* **Instructions for the task**:
Locate the word "into" in the entries below, then gather every line that holds it.

* **Stored records**:
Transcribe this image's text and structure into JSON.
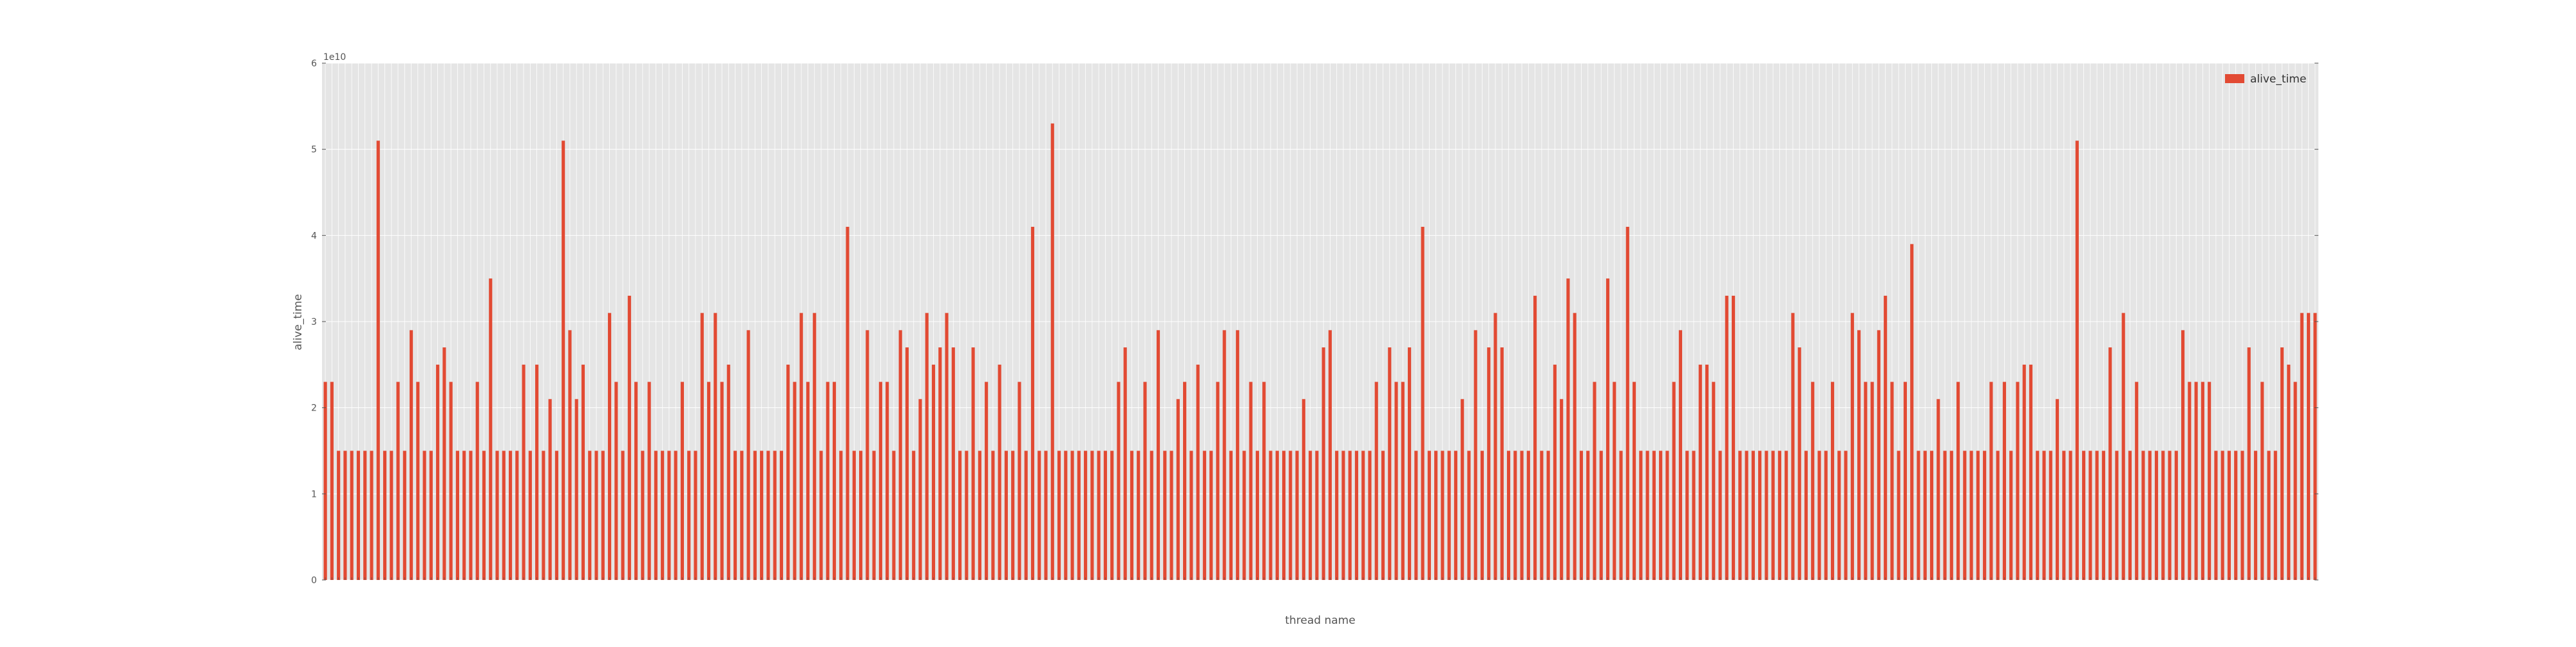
{
  "chart_data": {
    "type": "bar",
    "xlabel": "thread name",
    "ylabel": "alive_time",
    "y_multiplier_label": "1e10",
    "ylim": [
      0,
      6
    ],
    "yticks": [
      0,
      1,
      2,
      3,
      4,
      5,
      6
    ],
    "grid": true,
    "legend_position": "top-right",
    "series": [
      {
        "name": "alive_time",
        "color": "#e24a33",
        "values": [
          2.3,
          2.3,
          1.5,
          1.5,
          1.5,
          1.5,
          1.5,
          1.5,
          5.1,
          1.5,
          1.5,
          2.3,
          1.5,
          2.9,
          2.3,
          1.5,
          1.5,
          2.5,
          2.7,
          2.3,
          1.5,
          1.5,
          1.5,
          2.3,
          1.5,
          3.5,
          1.5,
          1.5,
          1.5,
          1.5,
          2.5,
          1.5,
          2.5,
          1.5,
          2.1,
          1.5,
          5.1,
          2.9,
          2.1,
          2.5,
          1.5,
          1.5,
          1.5,
          3.1,
          2.3,
          1.5,
          3.3,
          2.3,
          1.5,
          2.3,
          1.5,
          1.5,
          1.5,
          1.5,
          2.3,
          1.5,
          1.5,
          3.1,
          2.3,
          3.1,
          2.3,
          2.5,
          1.5,
          1.5,
          2.9,
          1.5,
          1.5,
          1.5,
          1.5,
          1.5,
          2.5,
          2.3,
          3.1,
          2.3,
          3.1,
          1.5,
          2.3,
          2.3,
          1.5,
          4.1,
          1.5,
          1.5,
          2.9,
          1.5,
          2.3,
          2.3,
          1.5,
          2.9,
          2.7,
          1.5,
          2.1,
          3.1,
          2.5,
          2.7,
          3.1,
          2.7,
          1.5,
          1.5,
          2.7,
          1.5,
          2.3,
          1.5,
          2.5,
          1.5,
          1.5,
          2.3,
          1.5,
          4.1,
          1.5,
          1.5,
          5.3,
          1.5,
          1.5,
          1.5,
          1.5,
          1.5,
          1.5,
          1.5,
          1.5,
          1.5,
          2.3,
          2.7,
          1.5,
          1.5,
          2.3,
          1.5,
          2.9,
          1.5,
          1.5,
          2.1,
          2.3,
          1.5,
          2.5,
          1.5,
          1.5,
          2.3,
          2.9,
          1.5,
          2.9,
          1.5,
          2.3,
          1.5,
          2.3,
          1.5,
          1.5,
          1.5,
          1.5,
          1.5,
          2.1,
          1.5,
          1.5,
          2.7,
          2.9,
          1.5,
          1.5,
          1.5,
          1.5,
          1.5,
          1.5,
          2.3,
          1.5,
          2.7,
          2.3,
          2.3,
          2.7,
          1.5,
          4.1,
          1.5,
          1.5,
          1.5,
          1.5,
          1.5,
          2.1,
          1.5,
          2.9,
          1.5,
          2.7,
          3.1,
          2.7,
          1.5,
          1.5,
          1.5,
          1.5,
          3.3,
          1.5,
          1.5,
          2.5,
          2.1,
          3.5,
          3.1,
          1.5,
          1.5,
          2.3,
          1.5,
          3.5,
          2.3,
          1.5,
          4.1,
          2.3,
          1.5,
          1.5,
          1.5,
          1.5,
          1.5,
          2.3,
          2.9,
          1.5,
          1.5,
          2.5,
          2.5,
          2.3,
          1.5,
          3.3,
          3.3,
          1.5,
          1.5,
          1.5,
          1.5,
          1.5,
          1.5,
          1.5,
          1.5,
          3.1,
          2.7,
          1.5,
          2.3,
          1.5,
          1.5,
          2.3,
          1.5,
          1.5,
          3.1,
          2.9,
          2.3,
          2.3,
          2.9,
          3.3,
          2.3,
          1.5,
          2.3,
          3.9,
          1.5,
          1.5,
          1.5,
          2.1,
          1.5,
          1.5,
          2.3,
          1.5,
          1.5,
          1.5,
          1.5,
          2.3,
          1.5,
          2.3,
          1.5,
          2.3,
          2.5,
          2.5,
          1.5,
          1.5,
          1.5,
          2.1,
          1.5,
          1.5,
          5.1,
          1.5,
          1.5,
          1.5,
          1.5,
          2.7,
          1.5,
          3.1,
          1.5,
          2.3,
          1.5,
          1.5,
          1.5,
          1.5,
          1.5,
          1.5,
          2.9,
          2.3,
          2.3,
          2.3,
          2.3,
          1.5,
          1.5,
          1.5,
          1.5,
          1.5,
          2.7,
          1.5,
          2.3,
          1.5,
          1.5,
          2.7,
          2.5,
          2.3,
          3.1,
          3.1,
          3.1
        ]
      }
    ]
  }
}
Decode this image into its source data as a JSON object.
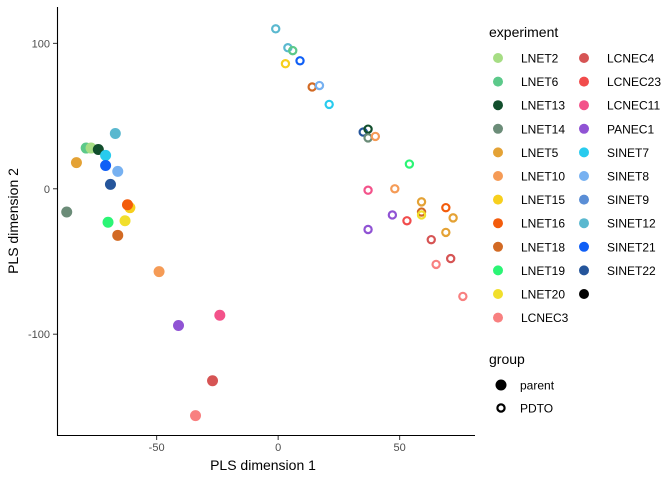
{
  "chart_data": {
    "type": "scatter",
    "title": "",
    "xlabel": "PLS dimension 1",
    "ylabel": "PLS dimension 2",
    "xlim": [
      -91,
      81
    ],
    "ylim": [
      -170,
      125
    ],
    "xticks": [
      -50,
      0,
      50
    ],
    "yticks": [
      100,
      0,
      -100
    ],
    "grid": false,
    "legend_position": "right",
    "legend": {
      "experiment_title": "experiment",
      "group_title": "group",
      "experiments": [
        {
          "name": "LNET2",
          "color": "#a6dd84"
        },
        {
          "name": "LNET6",
          "color": "#5cc98a"
        },
        {
          "name": "LNET13",
          "color": "#114e2c"
        },
        {
          "name": "LNET14",
          "color": "#6b8c78"
        },
        {
          "name": "LNET5",
          "color": "#e4a235"
        },
        {
          "name": "LNET10",
          "color": "#f59b56"
        },
        {
          "name": "LNET15",
          "color": "#f7cf1d"
        },
        {
          "name": "LNET16",
          "color": "#f35c0c"
        },
        {
          "name": "LNET18",
          "color": "#d26a24"
        },
        {
          "name": "LNET19",
          "color": "#2bf575"
        },
        {
          "name": "LNET20",
          "color": "#f1df2c"
        },
        {
          "name": "LCNEC3",
          "color": "#f88080"
        },
        {
          "name": "LCNEC4",
          "color": "#d65454"
        },
        {
          "name": "LCNEC23",
          "color": "#f14c4c"
        },
        {
          "name": "LCNEC11",
          "color": "#f3528a"
        },
        {
          "name": "PANEC1",
          "color": "#9053d4"
        },
        {
          "name": "SINET7",
          "color": "#28cbee"
        },
        {
          "name": "SINET8",
          "color": "#77b1f1"
        },
        {
          "name": "SINET9",
          "color": "#5a8ed6"
        },
        {
          "name": "SINET12",
          "color": "#5ab8cf"
        },
        {
          "name": "SINET21",
          "color": "#0f5ff6"
        },
        {
          "name": "SINET22",
          "color": "#25559b"
        },
        {
          "name": "",
          "color": "#000000"
        }
      ],
      "groups": [
        {
          "name": "parent",
          "shape": "filled"
        },
        {
          "name": "PDTO",
          "shape": "open"
        }
      ]
    },
    "points": [
      {
        "x": -87,
        "y": -16,
        "experiment": "LNET14",
        "group": "parent"
      },
      {
        "x": -83,
        "y": 18,
        "experiment": "LNET5",
        "group": "parent"
      },
      {
        "x": -79,
        "y": 28,
        "experiment": "LNET6",
        "group": "parent"
      },
      {
        "x": -77,
        "y": 28,
        "experiment": "LNET2",
        "group": "parent"
      },
      {
        "x": -74,
        "y": 27,
        "experiment": "LNET13",
        "group": "parent"
      },
      {
        "x": -71,
        "y": 23,
        "experiment": "SINET7",
        "group": "parent"
      },
      {
        "x": -71,
        "y": 16,
        "experiment": "SINET21",
        "group": "parent"
      },
      {
        "x": -70,
        "y": -23,
        "experiment": "LNET19",
        "group": "parent"
      },
      {
        "x": -69,
        "y": 3,
        "experiment": "SINET22",
        "group": "parent"
      },
      {
        "x": -67,
        "y": 38,
        "experiment": "SINET12",
        "group": "parent"
      },
      {
        "x": -66,
        "y": 12,
        "experiment": "SINET8",
        "group": "parent"
      },
      {
        "x": -66,
        "y": -32,
        "experiment": "LNET18",
        "group": "parent"
      },
      {
        "x": -63,
        "y": -22,
        "experiment": "LNET20",
        "group": "parent"
      },
      {
        "x": -61,
        "y": -13,
        "experiment": "LNET15",
        "group": "parent"
      },
      {
        "x": -62,
        "y": -11,
        "experiment": "LNET16",
        "group": "parent"
      },
      {
        "x": -49,
        "y": -57,
        "experiment": "LNET10",
        "group": "parent"
      },
      {
        "x": -41,
        "y": -94,
        "experiment": "PANEC1",
        "group": "parent"
      },
      {
        "x": -27,
        "y": -132,
        "experiment": "LCNEC4",
        "group": "parent"
      },
      {
        "x": -24,
        "y": -87,
        "experiment": "LCNEC11",
        "group": "parent"
      },
      {
        "x": -34,
        "y": -156,
        "experiment": "LCNEC3",
        "group": "parent"
      },
      {
        "x": -1,
        "y": 110,
        "experiment": "SINET12",
        "group": "PDTO"
      },
      {
        "x": 4,
        "y": 97,
        "experiment": "SINET12",
        "group": "PDTO"
      },
      {
        "x": 6,
        "y": 95,
        "experiment": "LNET6",
        "group": "PDTO"
      },
      {
        "x": 9,
        "y": 88,
        "experiment": "SINET21",
        "group": "PDTO"
      },
      {
        "x": 3,
        "y": 86,
        "experiment": "LNET15",
        "group": "PDTO"
      },
      {
        "x": 14,
        "y": 70,
        "experiment": "LNET18",
        "group": "PDTO"
      },
      {
        "x": 17,
        "y": 71,
        "experiment": "SINET8",
        "group": "PDTO"
      },
      {
        "x": 21,
        "y": 58,
        "experiment": "SINET7",
        "group": "PDTO"
      },
      {
        "x": 35,
        "y": 39,
        "experiment": "SINET22",
        "group": "PDTO"
      },
      {
        "x": 37,
        "y": 41,
        "experiment": "LNET13",
        "group": "PDTO"
      },
      {
        "x": 37,
        "y": 35,
        "experiment": "LNET14",
        "group": "PDTO"
      },
      {
        "x": 40,
        "y": 36,
        "experiment": "LNET10",
        "group": "PDTO"
      },
      {
        "x": 54,
        "y": 17,
        "experiment": "LNET19",
        "group": "PDTO"
      },
      {
        "x": 37,
        "y": -1,
        "experiment": "LCNEC11",
        "group": "PDTO"
      },
      {
        "x": 48,
        "y": 0,
        "experiment": "LNET10",
        "group": "PDTO"
      },
      {
        "x": 59,
        "y": -9,
        "experiment": "LNET5",
        "group": "PDTO"
      },
      {
        "x": 59,
        "y": -16,
        "experiment": "LNET18",
        "group": "PDTO"
      },
      {
        "x": 59,
        "y": -18,
        "experiment": "LNET20",
        "group": "PDTO"
      },
      {
        "x": 47,
        "y": -18,
        "experiment": "PANEC1",
        "group": "PDTO"
      },
      {
        "x": 53,
        "y": -22,
        "experiment": "LCNEC23",
        "group": "PDTO"
      },
      {
        "x": 37,
        "y": -28,
        "experiment": "PANEC1",
        "group": "PDTO"
      },
      {
        "x": 69,
        "y": -13,
        "experiment": "LNET16",
        "group": "PDTO"
      },
      {
        "x": 72,
        "y": -20,
        "experiment": "LNET5",
        "group": "PDTO"
      },
      {
        "x": 69,
        "y": -30,
        "experiment": "LNET5",
        "group": "PDTO"
      },
      {
        "x": 63,
        "y": -35,
        "experiment": "LCNEC4",
        "group": "PDTO"
      },
      {
        "x": 71,
        "y": -48,
        "experiment": "LCNEC4",
        "group": "PDTO"
      },
      {
        "x": 65,
        "y": -52,
        "experiment": "LCNEC3",
        "group": "PDTO"
      },
      {
        "x": 76,
        "y": -74,
        "experiment": "LCNEC3",
        "group": "PDTO"
      }
    ]
  }
}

* **Task result**:
Transcribe this image's text and structure into JSON.
Decode this image into its source data as a JSON object.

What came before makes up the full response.